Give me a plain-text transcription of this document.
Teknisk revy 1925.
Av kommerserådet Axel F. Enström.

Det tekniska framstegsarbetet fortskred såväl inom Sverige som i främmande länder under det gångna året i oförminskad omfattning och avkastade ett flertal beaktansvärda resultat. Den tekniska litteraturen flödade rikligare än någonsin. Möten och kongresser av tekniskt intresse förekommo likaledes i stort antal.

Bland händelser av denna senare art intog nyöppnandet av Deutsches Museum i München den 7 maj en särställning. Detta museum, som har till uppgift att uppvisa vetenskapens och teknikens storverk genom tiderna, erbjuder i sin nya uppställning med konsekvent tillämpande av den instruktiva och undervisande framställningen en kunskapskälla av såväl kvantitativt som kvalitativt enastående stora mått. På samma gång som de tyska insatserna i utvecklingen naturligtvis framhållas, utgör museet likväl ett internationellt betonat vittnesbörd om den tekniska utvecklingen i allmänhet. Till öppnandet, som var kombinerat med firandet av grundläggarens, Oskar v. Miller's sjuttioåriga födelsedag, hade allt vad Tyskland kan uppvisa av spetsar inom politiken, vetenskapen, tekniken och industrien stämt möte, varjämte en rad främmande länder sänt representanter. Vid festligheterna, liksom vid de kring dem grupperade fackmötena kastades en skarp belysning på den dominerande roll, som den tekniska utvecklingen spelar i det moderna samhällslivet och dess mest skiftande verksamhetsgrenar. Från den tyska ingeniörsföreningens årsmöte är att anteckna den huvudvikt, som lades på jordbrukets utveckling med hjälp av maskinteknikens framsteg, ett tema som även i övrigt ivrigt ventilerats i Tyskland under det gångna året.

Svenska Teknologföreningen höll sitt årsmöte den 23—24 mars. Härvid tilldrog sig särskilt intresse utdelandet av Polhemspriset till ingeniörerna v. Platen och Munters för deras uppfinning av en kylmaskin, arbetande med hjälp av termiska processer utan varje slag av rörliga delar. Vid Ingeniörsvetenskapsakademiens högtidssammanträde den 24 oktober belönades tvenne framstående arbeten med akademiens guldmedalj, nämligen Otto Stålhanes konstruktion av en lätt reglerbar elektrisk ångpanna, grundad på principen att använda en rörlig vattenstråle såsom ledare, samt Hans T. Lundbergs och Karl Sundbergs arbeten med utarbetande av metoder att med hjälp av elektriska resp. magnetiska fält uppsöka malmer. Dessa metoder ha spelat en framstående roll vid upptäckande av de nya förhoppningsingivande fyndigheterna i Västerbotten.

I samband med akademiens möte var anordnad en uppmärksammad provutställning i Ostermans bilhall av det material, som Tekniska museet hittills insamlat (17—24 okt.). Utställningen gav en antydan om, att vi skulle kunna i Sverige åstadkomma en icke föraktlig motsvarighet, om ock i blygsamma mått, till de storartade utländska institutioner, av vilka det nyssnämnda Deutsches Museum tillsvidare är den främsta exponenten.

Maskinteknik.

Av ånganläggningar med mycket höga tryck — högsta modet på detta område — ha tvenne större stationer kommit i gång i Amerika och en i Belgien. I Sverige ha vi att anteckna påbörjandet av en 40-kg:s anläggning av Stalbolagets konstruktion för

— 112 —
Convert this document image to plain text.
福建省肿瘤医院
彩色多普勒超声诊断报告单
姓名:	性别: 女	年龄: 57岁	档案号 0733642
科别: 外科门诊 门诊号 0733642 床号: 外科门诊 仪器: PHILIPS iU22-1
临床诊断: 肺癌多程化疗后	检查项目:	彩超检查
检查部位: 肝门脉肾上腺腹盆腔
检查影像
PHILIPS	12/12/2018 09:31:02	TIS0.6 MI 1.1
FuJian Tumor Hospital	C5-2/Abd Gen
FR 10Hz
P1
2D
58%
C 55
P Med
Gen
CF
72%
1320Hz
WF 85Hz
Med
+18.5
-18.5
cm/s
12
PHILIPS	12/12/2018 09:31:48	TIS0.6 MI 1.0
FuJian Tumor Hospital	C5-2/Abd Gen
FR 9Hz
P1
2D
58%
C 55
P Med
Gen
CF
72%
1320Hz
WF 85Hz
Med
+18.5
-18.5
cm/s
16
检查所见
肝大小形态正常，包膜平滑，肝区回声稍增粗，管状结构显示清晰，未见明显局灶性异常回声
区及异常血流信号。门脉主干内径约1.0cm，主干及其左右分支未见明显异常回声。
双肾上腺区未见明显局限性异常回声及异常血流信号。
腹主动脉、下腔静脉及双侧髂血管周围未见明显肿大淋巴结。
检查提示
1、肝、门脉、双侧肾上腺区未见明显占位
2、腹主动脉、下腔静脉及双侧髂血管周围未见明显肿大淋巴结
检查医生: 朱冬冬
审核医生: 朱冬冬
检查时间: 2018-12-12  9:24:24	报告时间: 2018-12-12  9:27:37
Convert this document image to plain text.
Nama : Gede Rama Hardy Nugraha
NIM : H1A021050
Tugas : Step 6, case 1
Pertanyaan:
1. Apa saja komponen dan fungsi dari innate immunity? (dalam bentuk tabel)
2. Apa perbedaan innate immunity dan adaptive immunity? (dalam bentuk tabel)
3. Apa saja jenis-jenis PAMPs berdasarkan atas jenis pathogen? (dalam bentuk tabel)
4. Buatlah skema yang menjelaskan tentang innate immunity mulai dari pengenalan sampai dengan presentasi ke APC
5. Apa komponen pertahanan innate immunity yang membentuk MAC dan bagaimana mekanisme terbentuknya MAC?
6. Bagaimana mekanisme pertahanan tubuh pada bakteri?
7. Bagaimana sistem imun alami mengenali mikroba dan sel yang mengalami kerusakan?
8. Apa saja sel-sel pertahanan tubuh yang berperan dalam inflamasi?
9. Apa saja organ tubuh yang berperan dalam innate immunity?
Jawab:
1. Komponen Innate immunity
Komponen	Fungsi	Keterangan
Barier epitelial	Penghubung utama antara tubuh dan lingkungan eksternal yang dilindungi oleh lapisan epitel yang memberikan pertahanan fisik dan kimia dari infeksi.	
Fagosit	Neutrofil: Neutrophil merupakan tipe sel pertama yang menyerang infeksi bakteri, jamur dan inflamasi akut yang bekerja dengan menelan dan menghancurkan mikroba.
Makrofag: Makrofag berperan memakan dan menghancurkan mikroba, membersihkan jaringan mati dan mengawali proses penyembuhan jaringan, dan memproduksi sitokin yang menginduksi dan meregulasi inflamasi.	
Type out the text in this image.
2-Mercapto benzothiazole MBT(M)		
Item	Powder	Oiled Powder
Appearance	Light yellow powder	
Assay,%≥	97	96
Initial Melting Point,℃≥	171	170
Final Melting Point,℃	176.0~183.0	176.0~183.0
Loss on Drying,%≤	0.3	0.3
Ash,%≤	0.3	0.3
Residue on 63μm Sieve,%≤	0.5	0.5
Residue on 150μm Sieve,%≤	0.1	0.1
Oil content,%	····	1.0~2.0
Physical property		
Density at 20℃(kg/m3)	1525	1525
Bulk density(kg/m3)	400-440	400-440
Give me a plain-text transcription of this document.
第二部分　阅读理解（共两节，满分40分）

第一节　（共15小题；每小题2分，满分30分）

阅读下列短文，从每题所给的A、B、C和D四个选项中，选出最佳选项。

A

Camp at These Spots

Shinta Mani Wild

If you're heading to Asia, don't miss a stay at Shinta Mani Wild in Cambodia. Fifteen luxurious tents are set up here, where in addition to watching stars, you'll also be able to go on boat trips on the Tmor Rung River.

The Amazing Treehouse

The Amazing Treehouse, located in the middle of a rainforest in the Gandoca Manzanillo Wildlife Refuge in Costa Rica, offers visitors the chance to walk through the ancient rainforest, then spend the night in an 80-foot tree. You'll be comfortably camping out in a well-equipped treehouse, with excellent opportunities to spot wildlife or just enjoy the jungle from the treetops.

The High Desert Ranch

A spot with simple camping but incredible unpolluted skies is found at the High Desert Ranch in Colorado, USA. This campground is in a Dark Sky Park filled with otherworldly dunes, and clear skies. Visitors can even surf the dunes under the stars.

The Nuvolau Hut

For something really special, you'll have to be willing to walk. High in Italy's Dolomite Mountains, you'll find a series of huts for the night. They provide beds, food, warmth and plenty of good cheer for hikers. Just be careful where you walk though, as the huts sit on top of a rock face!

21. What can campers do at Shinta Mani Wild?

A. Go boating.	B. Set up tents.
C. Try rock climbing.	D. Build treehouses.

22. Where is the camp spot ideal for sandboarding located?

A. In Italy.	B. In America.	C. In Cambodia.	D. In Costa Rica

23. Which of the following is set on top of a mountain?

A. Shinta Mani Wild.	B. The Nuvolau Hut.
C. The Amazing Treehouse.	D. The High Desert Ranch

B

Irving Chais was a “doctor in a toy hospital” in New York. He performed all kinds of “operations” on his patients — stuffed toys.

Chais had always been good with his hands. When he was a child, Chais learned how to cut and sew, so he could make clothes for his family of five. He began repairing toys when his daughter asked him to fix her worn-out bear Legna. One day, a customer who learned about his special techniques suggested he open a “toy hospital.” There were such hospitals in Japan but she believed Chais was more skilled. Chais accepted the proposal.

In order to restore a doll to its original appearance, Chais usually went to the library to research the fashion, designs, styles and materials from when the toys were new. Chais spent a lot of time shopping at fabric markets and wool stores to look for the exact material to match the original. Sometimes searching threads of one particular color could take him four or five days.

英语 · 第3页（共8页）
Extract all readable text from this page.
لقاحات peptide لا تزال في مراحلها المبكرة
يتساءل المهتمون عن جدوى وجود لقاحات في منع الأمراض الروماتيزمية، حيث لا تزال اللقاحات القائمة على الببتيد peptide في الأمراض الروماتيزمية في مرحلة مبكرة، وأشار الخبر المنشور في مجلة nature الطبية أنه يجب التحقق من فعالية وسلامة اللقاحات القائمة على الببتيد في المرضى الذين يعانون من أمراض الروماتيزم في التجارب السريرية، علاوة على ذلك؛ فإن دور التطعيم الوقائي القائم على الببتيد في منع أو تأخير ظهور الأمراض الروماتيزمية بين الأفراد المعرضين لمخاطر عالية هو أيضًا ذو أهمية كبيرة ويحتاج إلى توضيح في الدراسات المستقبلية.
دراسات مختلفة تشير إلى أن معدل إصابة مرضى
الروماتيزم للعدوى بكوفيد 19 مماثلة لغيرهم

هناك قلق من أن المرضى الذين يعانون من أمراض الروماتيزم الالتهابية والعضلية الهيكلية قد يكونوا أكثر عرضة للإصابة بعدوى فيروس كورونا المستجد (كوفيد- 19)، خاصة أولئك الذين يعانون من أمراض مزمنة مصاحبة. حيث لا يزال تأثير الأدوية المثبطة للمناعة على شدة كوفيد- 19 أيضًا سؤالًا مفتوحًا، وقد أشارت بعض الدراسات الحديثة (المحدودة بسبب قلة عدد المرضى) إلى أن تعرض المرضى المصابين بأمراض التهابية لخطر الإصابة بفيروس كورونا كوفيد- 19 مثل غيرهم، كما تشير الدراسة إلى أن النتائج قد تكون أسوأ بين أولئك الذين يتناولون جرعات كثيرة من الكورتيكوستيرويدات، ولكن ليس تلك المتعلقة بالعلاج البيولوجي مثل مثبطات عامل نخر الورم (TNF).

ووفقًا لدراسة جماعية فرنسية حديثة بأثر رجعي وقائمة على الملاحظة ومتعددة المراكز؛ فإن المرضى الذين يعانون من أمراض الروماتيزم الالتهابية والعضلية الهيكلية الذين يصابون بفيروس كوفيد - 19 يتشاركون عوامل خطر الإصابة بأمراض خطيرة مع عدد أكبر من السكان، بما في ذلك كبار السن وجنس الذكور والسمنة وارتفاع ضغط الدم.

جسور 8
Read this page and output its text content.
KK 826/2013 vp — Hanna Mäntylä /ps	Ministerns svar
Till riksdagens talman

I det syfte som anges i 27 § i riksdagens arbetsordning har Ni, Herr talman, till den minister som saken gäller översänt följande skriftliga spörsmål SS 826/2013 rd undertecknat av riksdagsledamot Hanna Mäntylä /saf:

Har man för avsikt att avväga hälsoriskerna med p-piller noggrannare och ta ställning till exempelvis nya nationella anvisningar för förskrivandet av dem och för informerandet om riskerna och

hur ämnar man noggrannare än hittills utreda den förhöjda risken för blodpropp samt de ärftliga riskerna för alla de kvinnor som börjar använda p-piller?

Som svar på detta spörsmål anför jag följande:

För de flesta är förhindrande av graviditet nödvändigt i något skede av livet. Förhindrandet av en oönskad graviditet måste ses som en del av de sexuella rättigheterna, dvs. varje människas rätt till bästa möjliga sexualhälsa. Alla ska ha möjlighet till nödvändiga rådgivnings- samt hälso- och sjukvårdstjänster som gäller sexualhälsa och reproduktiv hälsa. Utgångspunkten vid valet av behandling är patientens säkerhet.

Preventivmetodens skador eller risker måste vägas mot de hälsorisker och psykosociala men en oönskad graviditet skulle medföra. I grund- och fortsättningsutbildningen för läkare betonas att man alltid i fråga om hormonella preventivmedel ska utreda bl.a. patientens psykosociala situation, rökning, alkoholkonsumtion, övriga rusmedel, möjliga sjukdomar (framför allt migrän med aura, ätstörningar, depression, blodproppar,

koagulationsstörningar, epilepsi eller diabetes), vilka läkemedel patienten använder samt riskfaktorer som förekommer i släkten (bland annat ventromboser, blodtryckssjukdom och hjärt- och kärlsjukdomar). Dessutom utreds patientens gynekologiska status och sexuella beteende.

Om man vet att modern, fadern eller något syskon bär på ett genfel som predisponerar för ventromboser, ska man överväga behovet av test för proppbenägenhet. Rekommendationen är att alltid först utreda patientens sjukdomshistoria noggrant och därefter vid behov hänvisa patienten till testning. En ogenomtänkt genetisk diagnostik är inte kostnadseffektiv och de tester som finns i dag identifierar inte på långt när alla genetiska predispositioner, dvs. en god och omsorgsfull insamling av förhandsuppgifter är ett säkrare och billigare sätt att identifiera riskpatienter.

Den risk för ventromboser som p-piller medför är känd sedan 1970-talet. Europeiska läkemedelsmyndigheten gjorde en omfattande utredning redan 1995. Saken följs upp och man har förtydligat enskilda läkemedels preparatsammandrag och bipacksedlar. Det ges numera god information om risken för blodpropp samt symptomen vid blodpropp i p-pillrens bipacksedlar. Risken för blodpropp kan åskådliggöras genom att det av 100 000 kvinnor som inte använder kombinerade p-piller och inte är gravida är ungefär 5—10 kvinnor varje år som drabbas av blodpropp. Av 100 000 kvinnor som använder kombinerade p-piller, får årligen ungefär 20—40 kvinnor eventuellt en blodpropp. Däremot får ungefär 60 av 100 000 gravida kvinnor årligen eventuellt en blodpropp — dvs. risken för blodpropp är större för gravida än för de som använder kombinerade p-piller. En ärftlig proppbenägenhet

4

=-=-=-=-=

◆ Instructions for the task: Counting only lines of the data above that hold "Desert", report the total and nothing else.

◆ Your response: 3